* **Dataset rows**

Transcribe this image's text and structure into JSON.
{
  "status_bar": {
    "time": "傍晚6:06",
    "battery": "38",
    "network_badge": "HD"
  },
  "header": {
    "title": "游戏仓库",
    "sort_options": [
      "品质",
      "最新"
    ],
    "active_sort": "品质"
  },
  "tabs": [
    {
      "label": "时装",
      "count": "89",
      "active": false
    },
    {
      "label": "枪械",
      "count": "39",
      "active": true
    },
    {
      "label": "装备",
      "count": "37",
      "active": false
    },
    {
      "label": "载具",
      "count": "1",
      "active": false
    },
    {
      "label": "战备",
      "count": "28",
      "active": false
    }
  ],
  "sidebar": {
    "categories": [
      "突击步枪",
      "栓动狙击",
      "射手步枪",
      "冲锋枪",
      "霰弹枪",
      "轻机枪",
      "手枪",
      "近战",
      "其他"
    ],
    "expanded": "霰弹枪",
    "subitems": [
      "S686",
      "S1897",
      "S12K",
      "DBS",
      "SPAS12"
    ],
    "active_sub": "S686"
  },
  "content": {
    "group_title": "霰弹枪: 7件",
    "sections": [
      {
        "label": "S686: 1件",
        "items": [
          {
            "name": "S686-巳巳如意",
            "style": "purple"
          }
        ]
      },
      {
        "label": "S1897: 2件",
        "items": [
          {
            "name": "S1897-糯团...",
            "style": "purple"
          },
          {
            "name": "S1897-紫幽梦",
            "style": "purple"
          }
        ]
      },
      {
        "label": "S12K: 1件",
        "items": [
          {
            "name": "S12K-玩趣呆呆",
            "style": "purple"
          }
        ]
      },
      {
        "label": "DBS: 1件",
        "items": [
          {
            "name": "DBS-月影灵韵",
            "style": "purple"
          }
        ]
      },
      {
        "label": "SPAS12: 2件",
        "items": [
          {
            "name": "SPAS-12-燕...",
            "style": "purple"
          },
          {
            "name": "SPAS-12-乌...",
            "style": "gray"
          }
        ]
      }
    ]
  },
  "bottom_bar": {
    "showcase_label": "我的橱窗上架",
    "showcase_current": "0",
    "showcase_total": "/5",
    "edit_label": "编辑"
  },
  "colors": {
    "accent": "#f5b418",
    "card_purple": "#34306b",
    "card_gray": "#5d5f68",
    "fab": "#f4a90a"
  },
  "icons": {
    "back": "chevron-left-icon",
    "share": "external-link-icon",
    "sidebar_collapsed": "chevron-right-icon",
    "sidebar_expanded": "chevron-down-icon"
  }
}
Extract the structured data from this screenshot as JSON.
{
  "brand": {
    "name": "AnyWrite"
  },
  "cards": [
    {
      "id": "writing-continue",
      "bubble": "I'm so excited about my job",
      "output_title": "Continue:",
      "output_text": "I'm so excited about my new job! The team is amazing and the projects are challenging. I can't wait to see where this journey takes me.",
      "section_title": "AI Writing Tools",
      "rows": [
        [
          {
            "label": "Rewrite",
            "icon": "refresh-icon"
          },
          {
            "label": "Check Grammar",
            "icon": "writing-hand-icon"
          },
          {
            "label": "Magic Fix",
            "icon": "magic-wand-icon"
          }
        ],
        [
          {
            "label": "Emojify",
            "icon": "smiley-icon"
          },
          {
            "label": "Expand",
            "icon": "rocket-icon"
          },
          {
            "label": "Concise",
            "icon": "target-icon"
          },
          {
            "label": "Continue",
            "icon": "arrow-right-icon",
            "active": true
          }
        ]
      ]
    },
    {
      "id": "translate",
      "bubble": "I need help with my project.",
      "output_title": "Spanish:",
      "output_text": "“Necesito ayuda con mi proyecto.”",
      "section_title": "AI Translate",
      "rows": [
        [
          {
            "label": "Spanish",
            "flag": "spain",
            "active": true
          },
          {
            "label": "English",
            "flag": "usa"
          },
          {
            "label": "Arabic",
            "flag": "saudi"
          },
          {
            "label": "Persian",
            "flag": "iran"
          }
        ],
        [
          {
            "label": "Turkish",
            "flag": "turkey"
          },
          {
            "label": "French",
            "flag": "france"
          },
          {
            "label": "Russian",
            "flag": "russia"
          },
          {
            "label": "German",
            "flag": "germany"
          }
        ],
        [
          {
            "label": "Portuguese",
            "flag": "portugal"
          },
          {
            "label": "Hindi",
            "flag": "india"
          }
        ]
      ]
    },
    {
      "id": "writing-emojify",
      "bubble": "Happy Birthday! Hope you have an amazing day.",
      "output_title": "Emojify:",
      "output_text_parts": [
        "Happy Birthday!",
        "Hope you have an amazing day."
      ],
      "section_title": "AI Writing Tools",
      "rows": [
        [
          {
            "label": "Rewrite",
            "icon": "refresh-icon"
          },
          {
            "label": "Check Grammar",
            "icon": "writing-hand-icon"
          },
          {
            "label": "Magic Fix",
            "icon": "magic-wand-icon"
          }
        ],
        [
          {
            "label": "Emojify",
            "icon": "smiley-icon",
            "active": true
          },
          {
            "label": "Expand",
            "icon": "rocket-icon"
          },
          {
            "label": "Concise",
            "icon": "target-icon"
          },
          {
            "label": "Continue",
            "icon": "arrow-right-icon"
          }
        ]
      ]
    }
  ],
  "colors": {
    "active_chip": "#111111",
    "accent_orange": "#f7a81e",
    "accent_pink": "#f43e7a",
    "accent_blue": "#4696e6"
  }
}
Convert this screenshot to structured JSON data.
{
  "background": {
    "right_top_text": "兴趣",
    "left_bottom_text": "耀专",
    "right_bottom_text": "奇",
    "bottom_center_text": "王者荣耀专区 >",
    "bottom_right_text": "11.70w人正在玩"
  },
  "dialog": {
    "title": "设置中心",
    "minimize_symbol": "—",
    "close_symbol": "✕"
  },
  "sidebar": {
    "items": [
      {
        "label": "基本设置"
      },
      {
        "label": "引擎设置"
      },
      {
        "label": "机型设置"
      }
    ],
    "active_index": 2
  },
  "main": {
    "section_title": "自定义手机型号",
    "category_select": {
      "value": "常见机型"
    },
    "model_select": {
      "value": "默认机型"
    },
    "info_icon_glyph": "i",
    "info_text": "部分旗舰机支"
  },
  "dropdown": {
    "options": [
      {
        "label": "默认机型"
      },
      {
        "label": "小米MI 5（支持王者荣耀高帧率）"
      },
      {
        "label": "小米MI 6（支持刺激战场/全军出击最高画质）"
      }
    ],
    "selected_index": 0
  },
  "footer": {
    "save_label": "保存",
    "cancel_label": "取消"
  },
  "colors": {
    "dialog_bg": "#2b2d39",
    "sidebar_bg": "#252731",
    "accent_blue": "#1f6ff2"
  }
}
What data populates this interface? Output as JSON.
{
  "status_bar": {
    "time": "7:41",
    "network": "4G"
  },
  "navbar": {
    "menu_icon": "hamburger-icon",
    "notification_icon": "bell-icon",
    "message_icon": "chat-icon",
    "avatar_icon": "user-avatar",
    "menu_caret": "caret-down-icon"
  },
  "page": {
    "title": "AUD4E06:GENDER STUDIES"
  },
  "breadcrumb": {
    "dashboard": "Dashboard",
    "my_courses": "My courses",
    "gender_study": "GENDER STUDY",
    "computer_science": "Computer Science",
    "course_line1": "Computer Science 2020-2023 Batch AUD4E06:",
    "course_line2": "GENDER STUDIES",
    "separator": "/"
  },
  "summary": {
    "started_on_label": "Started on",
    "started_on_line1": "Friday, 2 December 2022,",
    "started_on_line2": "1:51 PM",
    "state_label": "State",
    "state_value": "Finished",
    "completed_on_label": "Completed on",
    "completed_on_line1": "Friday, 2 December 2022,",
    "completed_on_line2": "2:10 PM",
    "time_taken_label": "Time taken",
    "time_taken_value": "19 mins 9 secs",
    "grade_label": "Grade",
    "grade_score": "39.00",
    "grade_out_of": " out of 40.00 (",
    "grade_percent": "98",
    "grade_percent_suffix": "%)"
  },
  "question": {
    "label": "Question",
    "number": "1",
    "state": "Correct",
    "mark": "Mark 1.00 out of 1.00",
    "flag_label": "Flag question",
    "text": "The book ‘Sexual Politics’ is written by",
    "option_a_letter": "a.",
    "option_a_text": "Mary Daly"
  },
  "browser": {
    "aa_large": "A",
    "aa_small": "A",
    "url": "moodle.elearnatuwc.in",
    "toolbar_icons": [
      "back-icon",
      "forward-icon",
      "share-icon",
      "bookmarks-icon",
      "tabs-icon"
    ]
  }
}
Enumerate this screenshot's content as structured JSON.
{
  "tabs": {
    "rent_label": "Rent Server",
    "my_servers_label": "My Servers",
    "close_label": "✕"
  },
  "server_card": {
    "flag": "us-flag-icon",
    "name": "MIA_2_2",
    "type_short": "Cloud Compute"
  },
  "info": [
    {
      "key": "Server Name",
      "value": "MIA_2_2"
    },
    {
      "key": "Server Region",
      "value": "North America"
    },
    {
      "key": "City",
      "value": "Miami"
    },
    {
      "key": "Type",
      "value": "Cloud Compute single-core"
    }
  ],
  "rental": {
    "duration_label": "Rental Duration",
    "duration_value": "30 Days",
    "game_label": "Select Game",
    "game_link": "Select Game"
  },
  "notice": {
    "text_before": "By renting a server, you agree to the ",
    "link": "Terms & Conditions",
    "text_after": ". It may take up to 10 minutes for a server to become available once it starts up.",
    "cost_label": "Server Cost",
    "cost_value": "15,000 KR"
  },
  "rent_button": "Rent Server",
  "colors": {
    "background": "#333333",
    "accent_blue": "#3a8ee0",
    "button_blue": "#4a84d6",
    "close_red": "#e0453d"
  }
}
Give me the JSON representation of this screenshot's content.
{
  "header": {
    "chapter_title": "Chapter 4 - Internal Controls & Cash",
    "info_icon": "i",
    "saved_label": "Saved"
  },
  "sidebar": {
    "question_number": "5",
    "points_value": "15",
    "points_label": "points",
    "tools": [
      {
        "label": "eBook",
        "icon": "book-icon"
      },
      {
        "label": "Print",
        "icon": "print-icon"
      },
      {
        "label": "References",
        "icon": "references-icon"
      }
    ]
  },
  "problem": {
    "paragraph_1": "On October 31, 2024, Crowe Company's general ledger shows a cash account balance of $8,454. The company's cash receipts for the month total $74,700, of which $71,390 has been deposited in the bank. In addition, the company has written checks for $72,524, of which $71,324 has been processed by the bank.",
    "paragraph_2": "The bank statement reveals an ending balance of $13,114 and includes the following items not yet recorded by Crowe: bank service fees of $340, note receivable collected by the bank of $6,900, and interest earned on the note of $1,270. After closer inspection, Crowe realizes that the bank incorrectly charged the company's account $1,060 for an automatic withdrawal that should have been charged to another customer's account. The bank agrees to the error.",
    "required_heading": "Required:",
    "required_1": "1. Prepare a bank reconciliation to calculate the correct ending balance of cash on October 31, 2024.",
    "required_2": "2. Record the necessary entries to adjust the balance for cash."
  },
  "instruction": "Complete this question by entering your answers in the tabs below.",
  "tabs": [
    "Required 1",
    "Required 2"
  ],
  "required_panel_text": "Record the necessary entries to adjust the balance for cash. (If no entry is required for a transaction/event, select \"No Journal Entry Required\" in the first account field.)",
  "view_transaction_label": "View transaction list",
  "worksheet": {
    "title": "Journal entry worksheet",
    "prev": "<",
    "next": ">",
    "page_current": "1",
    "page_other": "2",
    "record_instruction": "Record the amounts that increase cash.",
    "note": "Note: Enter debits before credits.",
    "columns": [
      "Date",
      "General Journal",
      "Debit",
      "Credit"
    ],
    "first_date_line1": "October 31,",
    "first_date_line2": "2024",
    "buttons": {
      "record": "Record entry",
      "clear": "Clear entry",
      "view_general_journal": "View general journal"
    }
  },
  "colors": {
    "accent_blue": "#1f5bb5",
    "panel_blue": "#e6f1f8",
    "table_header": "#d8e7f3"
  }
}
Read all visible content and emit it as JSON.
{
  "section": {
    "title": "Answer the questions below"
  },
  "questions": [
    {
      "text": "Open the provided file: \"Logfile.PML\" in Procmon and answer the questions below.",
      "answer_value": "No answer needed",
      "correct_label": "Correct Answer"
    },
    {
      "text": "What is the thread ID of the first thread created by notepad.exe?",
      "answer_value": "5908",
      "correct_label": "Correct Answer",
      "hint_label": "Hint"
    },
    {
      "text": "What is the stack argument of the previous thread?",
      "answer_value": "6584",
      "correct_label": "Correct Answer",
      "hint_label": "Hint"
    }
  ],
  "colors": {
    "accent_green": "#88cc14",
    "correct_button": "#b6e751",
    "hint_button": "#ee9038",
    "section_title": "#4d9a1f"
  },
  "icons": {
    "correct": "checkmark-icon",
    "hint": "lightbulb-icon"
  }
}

* **Exercise requirements**
In the records above, find each line that holds the word "excited"; copy all such lines.

* **Output of the exercise**
      "bubble": "I'm so excited about my job",
      "output_text": "I'm so excited about my new job! The team is amazing and the projects are challenging. I can't wait to see where this journey takes me.",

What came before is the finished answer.